___ Record list ___

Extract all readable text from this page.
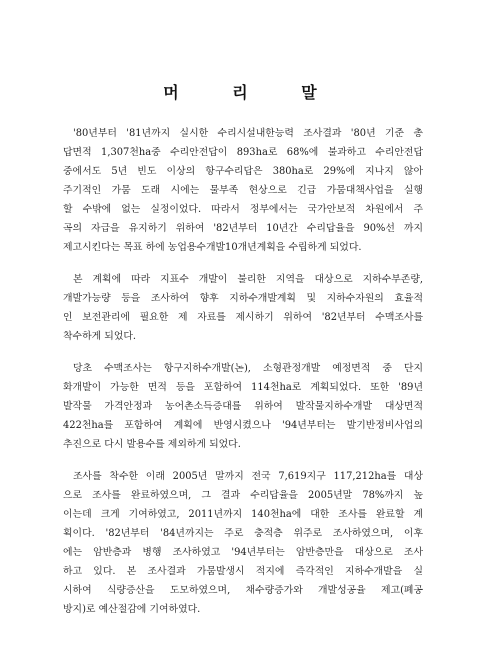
머 리 말
'80년부터 '81년까지 실시한 수리시설내한능력 조사결과 '80년 기준 총
답면적 1,307천ha중 수리안전답이 893ha로 68%에 불과하고 수리안전답
중에서도 5년 빈도 이상의 항구수리답은 380ha로 29%에 지나지 않아
주기적인 가뭄 도래 시에는 물부족 현상으로 긴급 가뭄대책사업을 실행
할 수밖에 없는 실정이었다. 따라서 정부에서는 국가안보적 차원에서 주
곡의 자급을 유지하기 위하여 '82년부터 10년간 수리답율을 90%선 까지
제고시킨다는 목표 하에 농업용수개발10개년계획을 수립하게 되었다.
본 계획에 따라 지표수 개발이 불리한 지역을 대상으로 지하수부존량,
개발가능량 등을 조사하여 향후 지하수개발계획 및 지하수자원의 효율적
인 보전관리에 필요한 제 자료를 제시하기 위하여 '82년부터 수맥조사를
착수하게 되었다.
당초 수맥조사는 항구지하수개발(논), 소형관정개발 예정면적 중 단지
화개발이 가능한 면적 등을 포함하여 114천ha로 계획되었다. 또한 '89년
발작물 가격안정과 농어촌소득증대를 위하여 발작물지하수개발 대상면적
422천ha를 포함하여 계획에 반영시켰으나 '94년부터는 발기반정비사업의
추진으로 다시 발용수를 제외하게 되었다.
조사를 착수한 이래 2005년 말까지 전국 7,619지구 117,212ha를 대상
으로 조사를 완료하였으며, 그 결과 수리답율을 2005년말 78%까지 높
이는데 크게 기여하였고, 2011년까지 140천ha에 대한 조사를 완료할 계
획이다. '82년부터 '84년까지는 주로 충적층 위주로 조사하였으며, 이후
에는 암반층과 병행 조사하였고 '94년부터는 암반층만을 대상으로 조사
하고 있다. 본 조사결과 가뭄발생시 적지에 즉각적인 지하수개발을 실
시하여 식량증산을 도모하였으며, 채수량증가와 개발성공율 제고(폐공
방지)로 예산절감에 기여하였다.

___

▶ **What is expected**
Quote all the lines above exactly as given. Do not include the pictures.

▶ **Final answer**
Extract all readable text from this page.
머 리 말
'80년부터 '81년까지 실시한 수리시설내한능력 조사결과 '80년 기준 총
답면적 1,307천ha중 수리안전답이 893ha로 68%에 불과하고 수리안전답
중에서도 5년 빈도 이상의 항구수리답은 380ha로 29%에 지나지 않아
주기적인 가뭄 도래 시에는 물부족 현상으로 긴급 가뭄대책사업을 실행
할 수밖에 없는 실정이었다. 따라서 정부에서는 국가안보적 차원에서 주
곡의 자급을 유지하기 위하여 '82년부터 10년간 수리답율을 90%선 까지
제고시킨다는 목표 하에 농업용수개발10개년계획을 수립하게 되었다.
본 계획에 따라 지표수 개발이 불리한 지역을 대상으로 지하수부존량,
개발가능량 등을 조사하여 향후 지하수개발계획 및 지하수자원의 효율적
인 보전관리에 필요한 제 자료를 제시하기 위하여 '82년부터 수맥조사를
착수하게 되었다.
당초 수맥조사는 항구지하수개발(논), 소형관정개발 예정면적 중 단지
화개발이 가능한 면적 등을 포함하여 114천ha로 계획되었다. 또한 '89년
발작물 가격안정과 농어촌소득증대를 위하여 발작물지하수개발 대상면적
422천ha를 포함하여 계획에 반영시켰으나 '94년부터는 발기반정비사업의
추진으로 다시 발용수를 제외하게 되었다.
조사를 착수한 이래 2005년 말까지 전국 7,619지구 117,212ha를 대상
으로 조사를 완료하였으며, 그 결과 수리답율을 2005년말 78%까지 높
이는데 크게 기여하였고, 2011년까지 140천ha에 대한 조사를 완료할 계
획이다. '82년부터 '84년까지는 주로 충적층 위주로 조사하였으며, 이후
에는 암반층과 병행 조사하였고 '94년부터는 암반층만을 대상으로 조사
하고 있다. 본 조사결과 가뭄발생시 적지에 즉각적인 지하수개발을 실
시하여 식량증산을 도모하였으며, 채수량증가와 개발성공율 제고(폐공
방지)로 예산절감에 기여하였다.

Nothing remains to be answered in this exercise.